→ Records contained in a dataset
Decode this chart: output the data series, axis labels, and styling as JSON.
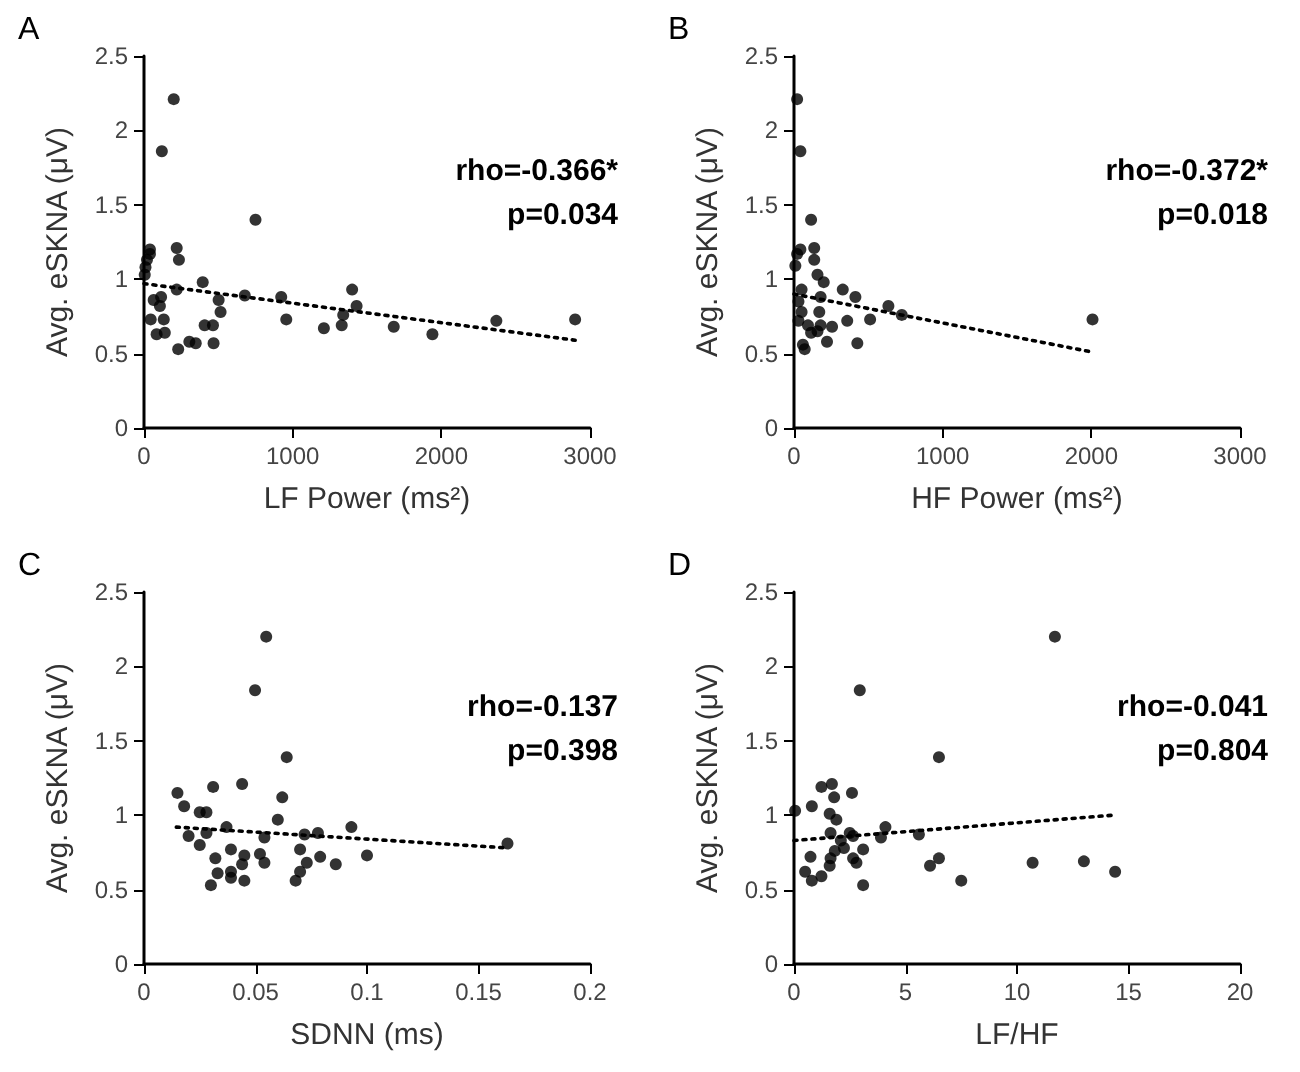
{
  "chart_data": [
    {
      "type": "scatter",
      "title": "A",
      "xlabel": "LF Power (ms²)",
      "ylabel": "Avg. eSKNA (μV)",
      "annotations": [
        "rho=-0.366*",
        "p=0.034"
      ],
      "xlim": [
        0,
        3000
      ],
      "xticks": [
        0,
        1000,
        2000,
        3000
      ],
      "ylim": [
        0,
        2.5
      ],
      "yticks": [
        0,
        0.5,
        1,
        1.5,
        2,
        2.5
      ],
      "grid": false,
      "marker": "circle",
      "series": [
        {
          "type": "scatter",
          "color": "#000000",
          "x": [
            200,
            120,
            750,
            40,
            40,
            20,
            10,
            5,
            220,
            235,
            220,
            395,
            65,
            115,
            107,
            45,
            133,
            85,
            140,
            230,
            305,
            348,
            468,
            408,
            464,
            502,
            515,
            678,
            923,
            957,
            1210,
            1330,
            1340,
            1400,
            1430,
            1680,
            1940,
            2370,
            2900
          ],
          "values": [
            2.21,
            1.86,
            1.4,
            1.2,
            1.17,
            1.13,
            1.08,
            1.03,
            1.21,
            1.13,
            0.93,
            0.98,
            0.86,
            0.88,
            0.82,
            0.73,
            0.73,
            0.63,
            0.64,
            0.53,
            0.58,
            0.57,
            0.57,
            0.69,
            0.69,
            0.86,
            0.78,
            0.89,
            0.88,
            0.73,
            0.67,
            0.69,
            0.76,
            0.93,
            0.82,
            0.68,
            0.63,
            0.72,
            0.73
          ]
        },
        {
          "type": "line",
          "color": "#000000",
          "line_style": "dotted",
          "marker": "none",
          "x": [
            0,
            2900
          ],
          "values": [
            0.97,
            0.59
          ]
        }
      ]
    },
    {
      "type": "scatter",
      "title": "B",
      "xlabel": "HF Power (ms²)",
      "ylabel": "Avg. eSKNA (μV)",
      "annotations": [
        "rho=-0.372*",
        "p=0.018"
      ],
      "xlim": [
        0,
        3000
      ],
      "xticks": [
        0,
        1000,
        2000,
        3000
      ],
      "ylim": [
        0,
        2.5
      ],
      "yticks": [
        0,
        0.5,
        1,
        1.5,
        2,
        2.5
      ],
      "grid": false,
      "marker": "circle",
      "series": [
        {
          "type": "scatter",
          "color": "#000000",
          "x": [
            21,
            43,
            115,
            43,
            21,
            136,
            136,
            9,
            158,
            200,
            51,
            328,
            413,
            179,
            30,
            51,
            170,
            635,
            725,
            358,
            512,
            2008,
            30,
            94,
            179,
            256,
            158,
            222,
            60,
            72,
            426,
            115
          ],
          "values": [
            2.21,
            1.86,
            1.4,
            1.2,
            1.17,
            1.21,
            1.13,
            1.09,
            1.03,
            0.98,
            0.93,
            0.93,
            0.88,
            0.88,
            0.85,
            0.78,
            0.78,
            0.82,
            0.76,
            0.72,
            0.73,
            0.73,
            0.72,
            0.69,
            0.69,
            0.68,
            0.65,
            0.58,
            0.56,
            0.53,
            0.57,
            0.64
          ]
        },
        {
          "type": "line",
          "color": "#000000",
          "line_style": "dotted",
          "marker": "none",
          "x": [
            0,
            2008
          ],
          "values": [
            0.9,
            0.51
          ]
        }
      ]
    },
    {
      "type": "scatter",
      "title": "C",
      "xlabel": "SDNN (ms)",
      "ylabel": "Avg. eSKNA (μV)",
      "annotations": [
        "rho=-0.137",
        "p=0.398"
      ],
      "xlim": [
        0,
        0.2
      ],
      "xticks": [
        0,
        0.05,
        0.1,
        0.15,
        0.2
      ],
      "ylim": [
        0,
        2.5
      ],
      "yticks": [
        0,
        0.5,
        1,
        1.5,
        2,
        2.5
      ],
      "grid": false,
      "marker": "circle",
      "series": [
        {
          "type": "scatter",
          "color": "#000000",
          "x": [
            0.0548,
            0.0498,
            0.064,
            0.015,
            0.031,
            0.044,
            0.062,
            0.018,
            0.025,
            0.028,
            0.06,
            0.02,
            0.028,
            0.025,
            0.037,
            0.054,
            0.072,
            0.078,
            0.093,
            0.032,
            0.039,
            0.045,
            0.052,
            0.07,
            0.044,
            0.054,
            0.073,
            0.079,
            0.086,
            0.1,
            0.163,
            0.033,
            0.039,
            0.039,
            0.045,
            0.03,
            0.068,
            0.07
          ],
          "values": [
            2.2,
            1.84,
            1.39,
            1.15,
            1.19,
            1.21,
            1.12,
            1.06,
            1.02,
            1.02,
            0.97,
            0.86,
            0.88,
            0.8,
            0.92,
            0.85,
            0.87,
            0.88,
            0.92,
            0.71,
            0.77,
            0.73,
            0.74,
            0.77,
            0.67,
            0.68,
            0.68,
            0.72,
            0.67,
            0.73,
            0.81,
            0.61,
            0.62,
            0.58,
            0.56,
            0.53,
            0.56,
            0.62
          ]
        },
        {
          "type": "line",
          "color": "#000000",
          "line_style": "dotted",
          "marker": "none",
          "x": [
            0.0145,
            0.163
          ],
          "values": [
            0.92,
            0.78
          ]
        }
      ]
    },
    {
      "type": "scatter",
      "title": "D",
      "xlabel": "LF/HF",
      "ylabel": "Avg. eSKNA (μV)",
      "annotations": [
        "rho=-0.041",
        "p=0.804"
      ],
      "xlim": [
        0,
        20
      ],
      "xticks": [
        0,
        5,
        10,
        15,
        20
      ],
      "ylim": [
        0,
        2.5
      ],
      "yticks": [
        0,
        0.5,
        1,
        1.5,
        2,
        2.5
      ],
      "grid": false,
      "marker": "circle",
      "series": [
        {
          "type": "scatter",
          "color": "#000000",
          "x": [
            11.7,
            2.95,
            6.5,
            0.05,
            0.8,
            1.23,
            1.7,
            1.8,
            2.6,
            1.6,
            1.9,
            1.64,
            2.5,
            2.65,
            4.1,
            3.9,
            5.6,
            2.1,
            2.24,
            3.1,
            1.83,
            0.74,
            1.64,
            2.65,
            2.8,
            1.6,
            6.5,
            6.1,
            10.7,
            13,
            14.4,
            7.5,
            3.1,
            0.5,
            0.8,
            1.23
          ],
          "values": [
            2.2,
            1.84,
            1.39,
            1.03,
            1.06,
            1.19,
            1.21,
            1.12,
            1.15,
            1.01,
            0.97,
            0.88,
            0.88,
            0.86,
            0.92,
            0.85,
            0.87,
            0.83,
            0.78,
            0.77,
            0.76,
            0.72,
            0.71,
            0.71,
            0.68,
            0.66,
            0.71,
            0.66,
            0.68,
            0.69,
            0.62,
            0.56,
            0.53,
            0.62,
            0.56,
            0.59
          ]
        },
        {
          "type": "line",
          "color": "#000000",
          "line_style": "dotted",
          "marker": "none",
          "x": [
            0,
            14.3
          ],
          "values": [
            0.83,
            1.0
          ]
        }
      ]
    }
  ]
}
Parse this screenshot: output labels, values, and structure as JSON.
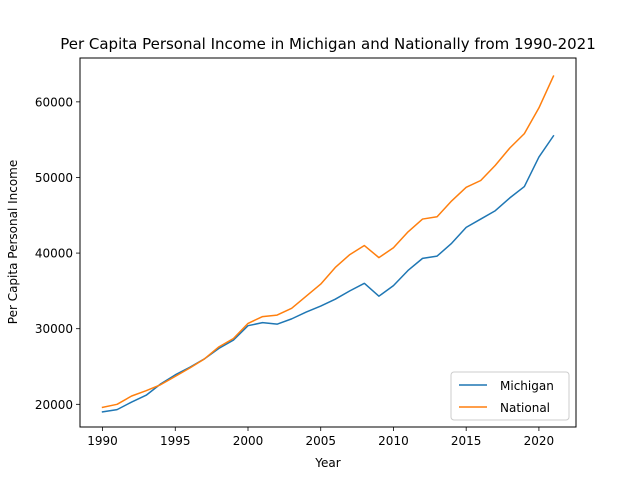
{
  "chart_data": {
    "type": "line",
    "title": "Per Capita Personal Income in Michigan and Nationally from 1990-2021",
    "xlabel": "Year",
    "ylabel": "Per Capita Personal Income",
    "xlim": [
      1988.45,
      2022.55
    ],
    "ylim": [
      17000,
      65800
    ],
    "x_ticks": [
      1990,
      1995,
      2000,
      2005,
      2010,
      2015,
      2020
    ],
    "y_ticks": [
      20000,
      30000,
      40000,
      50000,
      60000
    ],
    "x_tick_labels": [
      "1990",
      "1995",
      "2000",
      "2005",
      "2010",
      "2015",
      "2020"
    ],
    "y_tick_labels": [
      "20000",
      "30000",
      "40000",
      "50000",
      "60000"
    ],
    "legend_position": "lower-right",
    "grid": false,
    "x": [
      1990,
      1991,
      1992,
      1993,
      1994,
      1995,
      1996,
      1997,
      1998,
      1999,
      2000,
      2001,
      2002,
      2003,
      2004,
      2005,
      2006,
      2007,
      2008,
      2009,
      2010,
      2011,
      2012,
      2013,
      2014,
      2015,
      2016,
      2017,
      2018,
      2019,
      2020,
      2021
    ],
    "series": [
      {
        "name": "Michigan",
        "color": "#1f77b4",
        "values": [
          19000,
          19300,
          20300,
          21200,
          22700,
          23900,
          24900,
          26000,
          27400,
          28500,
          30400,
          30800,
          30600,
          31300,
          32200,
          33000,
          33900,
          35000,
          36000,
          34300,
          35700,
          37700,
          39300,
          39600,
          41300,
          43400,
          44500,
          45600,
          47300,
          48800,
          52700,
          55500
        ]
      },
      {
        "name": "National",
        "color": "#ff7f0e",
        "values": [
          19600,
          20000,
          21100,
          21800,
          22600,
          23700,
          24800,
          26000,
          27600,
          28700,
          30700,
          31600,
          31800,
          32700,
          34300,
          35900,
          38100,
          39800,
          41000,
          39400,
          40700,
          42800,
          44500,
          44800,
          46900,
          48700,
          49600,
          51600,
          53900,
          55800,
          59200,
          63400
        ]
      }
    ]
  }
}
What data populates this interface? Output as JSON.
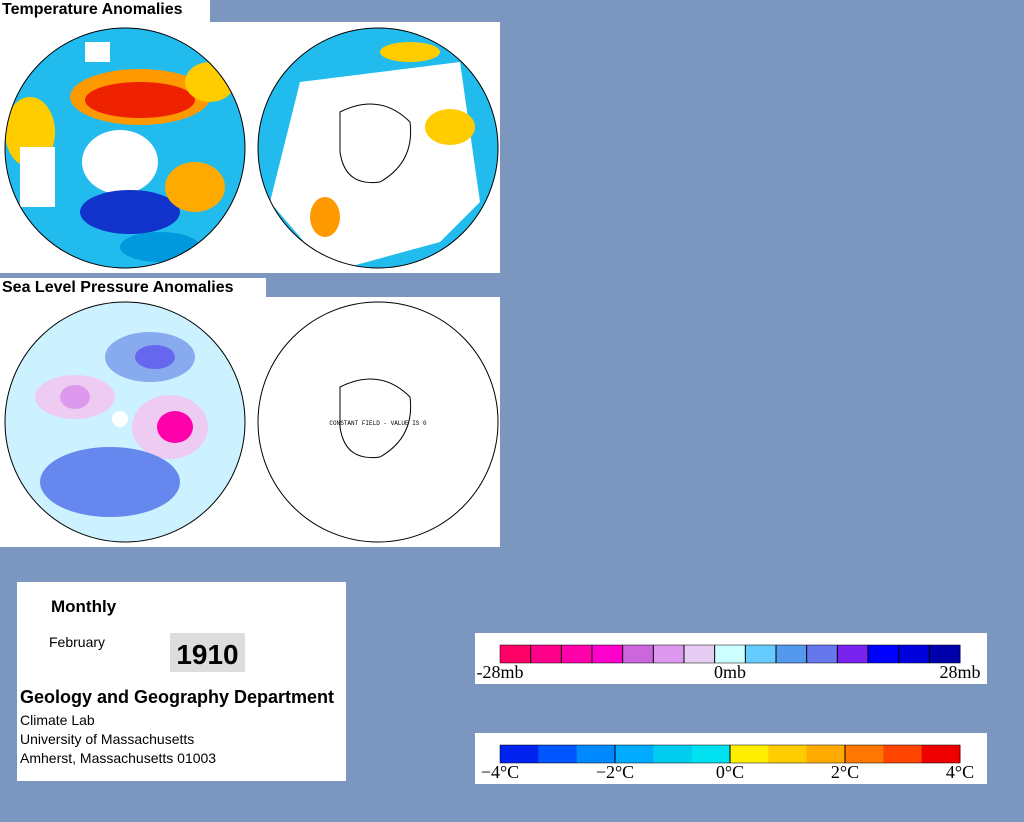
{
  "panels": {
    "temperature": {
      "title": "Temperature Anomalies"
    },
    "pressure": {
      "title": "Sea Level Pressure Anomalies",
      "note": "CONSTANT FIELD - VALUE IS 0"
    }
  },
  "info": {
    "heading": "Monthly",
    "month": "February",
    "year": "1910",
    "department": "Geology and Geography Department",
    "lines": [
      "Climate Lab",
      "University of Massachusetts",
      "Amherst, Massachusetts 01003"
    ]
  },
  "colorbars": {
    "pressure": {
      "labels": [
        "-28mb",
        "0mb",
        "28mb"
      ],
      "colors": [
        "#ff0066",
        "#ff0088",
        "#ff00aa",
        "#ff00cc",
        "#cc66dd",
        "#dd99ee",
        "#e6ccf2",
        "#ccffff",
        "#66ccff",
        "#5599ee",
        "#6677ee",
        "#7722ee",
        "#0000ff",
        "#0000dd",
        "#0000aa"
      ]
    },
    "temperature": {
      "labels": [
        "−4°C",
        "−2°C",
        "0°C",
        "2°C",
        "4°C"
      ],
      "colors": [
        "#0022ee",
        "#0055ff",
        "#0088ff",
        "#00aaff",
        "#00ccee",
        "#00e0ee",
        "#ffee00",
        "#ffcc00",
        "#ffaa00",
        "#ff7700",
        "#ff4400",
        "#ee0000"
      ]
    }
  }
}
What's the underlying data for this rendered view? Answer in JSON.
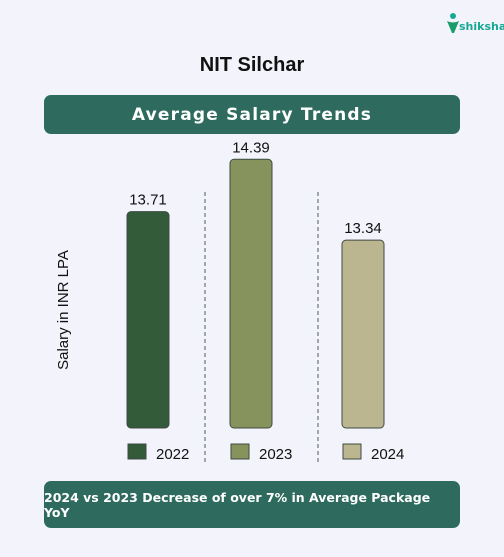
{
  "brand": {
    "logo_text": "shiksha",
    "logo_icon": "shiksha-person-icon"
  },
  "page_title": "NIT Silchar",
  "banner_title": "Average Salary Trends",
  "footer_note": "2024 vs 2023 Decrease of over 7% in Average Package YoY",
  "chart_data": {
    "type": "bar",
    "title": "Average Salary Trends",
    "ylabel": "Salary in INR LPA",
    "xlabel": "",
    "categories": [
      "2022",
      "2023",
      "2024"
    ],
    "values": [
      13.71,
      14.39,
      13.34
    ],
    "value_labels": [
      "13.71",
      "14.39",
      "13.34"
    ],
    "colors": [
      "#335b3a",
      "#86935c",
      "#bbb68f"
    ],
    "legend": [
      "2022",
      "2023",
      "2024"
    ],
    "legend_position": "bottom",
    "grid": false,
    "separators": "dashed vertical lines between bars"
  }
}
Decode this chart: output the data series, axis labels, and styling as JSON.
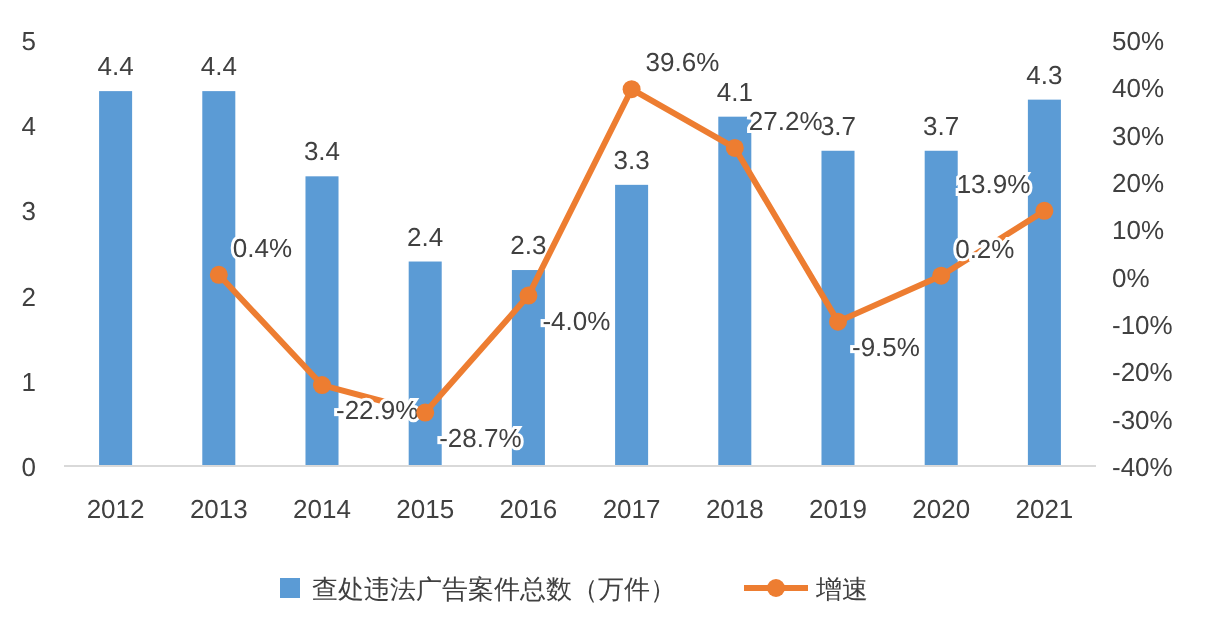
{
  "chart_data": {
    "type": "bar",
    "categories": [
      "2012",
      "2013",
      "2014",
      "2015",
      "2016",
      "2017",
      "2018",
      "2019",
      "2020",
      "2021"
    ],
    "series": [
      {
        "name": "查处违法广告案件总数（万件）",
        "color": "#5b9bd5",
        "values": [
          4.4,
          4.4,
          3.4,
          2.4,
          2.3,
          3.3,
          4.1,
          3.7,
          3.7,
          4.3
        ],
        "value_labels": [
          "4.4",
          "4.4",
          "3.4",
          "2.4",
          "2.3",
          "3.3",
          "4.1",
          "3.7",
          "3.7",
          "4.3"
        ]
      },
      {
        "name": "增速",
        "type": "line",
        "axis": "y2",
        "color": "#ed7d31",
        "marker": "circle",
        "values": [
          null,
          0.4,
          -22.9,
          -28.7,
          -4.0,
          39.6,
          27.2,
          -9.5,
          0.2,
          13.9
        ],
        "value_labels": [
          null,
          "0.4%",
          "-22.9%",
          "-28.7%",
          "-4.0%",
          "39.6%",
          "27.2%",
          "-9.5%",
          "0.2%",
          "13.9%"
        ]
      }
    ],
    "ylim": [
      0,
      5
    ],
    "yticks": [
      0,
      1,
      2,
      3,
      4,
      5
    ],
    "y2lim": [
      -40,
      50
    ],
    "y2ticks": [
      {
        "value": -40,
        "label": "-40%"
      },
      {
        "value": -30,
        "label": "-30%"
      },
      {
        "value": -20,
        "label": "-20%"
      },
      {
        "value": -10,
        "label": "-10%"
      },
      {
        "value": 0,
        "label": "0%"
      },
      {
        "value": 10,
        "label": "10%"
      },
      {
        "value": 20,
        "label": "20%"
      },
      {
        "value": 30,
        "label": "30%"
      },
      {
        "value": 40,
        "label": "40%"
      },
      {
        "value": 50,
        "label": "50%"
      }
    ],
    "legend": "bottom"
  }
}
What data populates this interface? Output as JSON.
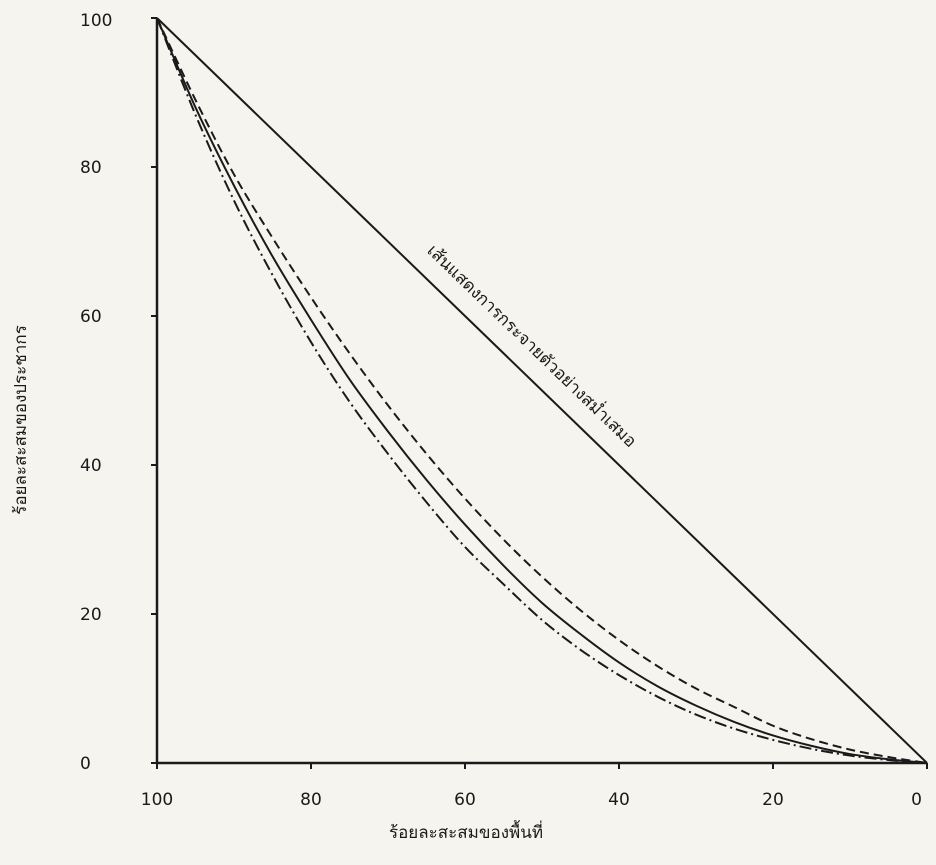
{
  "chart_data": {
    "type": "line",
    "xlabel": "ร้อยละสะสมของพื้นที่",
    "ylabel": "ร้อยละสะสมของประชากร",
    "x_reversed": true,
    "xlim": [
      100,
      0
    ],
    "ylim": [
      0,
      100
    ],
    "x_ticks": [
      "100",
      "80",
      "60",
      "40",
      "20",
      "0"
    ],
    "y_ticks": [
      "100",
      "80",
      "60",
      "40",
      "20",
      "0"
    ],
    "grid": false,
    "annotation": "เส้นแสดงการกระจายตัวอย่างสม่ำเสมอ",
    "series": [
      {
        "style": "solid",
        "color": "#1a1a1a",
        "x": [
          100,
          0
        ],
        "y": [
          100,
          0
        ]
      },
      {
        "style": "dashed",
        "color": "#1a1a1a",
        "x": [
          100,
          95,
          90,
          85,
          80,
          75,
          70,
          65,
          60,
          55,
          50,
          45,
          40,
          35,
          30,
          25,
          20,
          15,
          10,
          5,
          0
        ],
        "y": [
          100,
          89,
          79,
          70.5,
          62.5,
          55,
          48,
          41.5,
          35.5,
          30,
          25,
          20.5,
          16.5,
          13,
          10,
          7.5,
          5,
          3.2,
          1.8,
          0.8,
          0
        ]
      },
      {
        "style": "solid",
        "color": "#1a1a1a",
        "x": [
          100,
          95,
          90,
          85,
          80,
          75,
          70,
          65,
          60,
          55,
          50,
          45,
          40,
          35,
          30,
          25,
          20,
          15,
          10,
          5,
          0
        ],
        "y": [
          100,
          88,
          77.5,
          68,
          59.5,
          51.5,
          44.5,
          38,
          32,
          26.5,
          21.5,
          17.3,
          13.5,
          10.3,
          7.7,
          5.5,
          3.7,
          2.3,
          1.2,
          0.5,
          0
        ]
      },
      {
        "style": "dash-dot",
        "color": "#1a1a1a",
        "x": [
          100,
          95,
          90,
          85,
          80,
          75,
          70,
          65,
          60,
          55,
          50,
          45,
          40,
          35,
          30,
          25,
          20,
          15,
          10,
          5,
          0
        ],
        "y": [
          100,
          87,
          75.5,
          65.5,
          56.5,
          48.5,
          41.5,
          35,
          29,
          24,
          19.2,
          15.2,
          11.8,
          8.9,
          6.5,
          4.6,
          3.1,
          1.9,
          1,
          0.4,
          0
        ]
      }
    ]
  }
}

→ Goal of the exercise
Return each line that includes "Michigan".

→ The reply
    "title": "Per Capita Personal Income in Michigan and Nationally from 1990-2021",
        "name": "Michigan",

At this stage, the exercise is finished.